▶ [Work to be completed]:
Check every line for the word "патріарха" and state how many lines have it. Reply with the number alone.

Dataset rows:
•••

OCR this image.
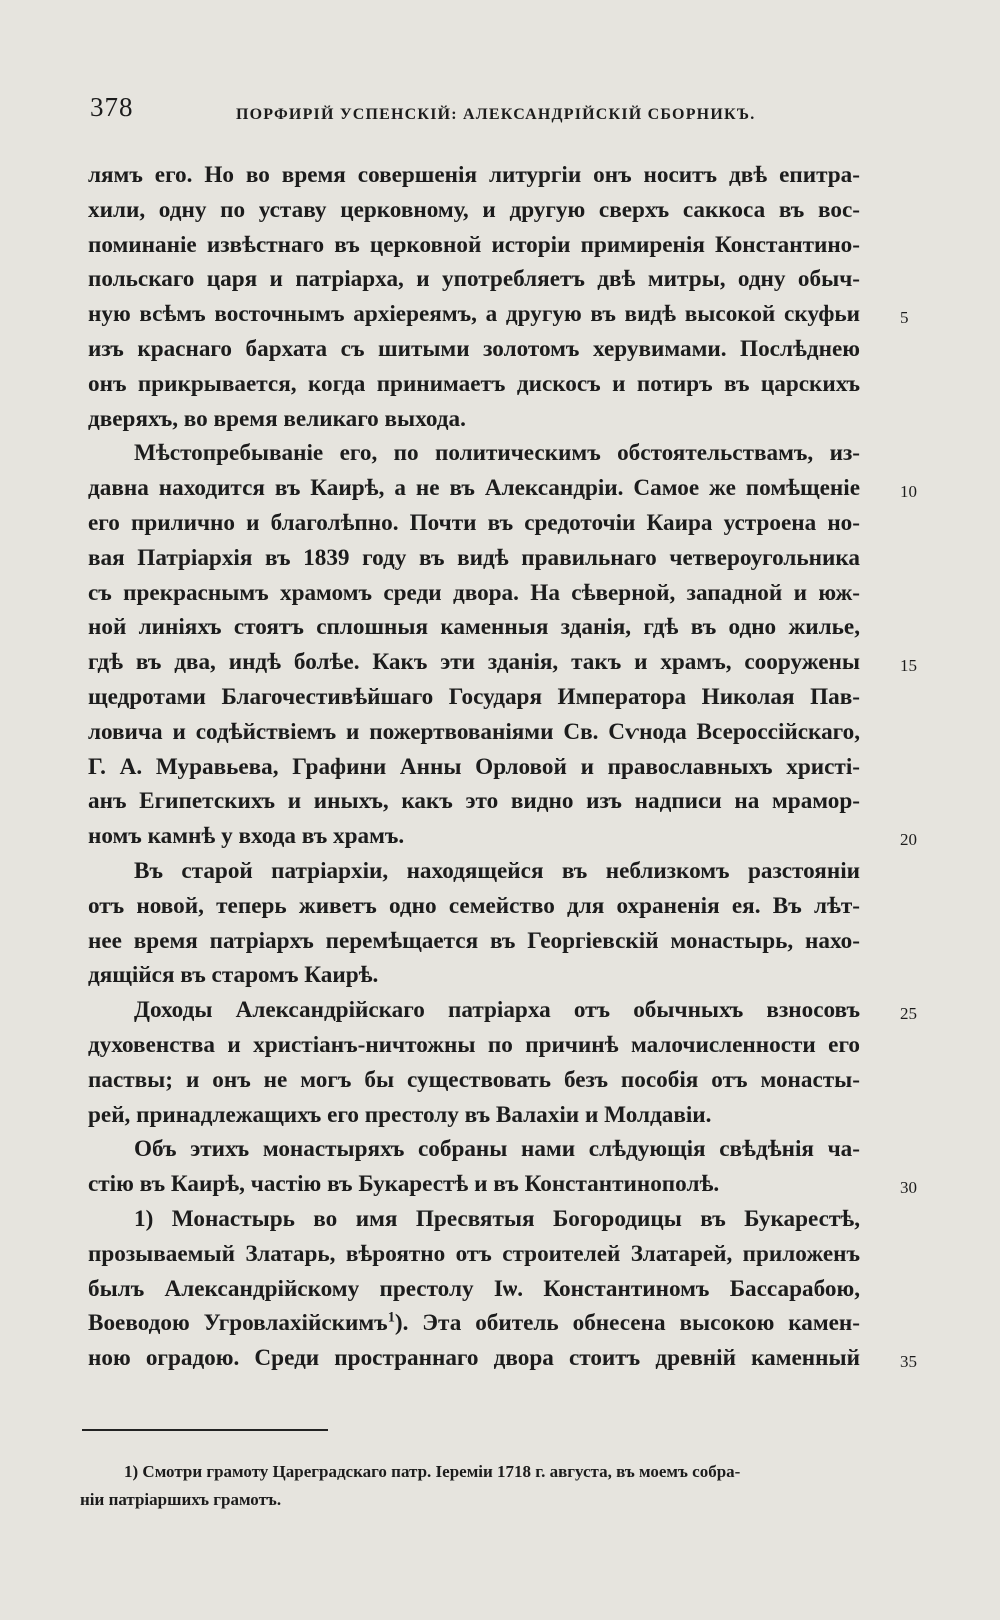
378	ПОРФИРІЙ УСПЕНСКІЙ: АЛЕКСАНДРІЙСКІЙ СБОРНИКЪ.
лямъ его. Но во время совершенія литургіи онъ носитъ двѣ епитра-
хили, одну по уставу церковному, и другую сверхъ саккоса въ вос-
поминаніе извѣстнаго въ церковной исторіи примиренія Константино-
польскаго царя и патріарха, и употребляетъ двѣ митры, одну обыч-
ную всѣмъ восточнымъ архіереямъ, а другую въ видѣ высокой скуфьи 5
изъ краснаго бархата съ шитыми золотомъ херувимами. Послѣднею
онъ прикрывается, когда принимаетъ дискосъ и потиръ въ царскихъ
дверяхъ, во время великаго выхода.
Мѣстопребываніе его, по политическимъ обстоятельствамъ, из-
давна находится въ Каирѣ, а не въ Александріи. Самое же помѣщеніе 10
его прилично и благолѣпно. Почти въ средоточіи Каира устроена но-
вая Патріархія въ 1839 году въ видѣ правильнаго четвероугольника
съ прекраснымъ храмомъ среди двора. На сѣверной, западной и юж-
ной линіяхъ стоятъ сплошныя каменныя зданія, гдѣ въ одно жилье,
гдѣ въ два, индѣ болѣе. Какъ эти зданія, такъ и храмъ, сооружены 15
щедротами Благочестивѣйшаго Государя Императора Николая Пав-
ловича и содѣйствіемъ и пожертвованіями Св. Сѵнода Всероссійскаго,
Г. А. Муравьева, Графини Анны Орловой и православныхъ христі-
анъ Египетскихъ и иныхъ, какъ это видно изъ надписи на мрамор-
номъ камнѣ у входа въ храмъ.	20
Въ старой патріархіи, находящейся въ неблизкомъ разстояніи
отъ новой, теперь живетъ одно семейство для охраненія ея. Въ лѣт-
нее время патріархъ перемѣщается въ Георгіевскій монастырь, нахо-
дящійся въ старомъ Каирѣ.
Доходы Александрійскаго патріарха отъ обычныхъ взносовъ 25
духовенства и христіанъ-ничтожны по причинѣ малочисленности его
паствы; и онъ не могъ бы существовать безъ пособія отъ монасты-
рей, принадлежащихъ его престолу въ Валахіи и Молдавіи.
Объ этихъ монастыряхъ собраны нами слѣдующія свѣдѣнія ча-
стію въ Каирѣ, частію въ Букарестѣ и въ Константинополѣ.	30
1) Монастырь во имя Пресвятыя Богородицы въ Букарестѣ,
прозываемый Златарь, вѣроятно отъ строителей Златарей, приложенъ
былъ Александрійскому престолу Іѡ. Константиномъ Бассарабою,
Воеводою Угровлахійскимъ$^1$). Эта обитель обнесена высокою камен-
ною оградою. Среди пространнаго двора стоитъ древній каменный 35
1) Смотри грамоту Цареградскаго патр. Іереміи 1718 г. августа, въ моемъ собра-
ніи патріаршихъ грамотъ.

•••

▶ [Solution]:
2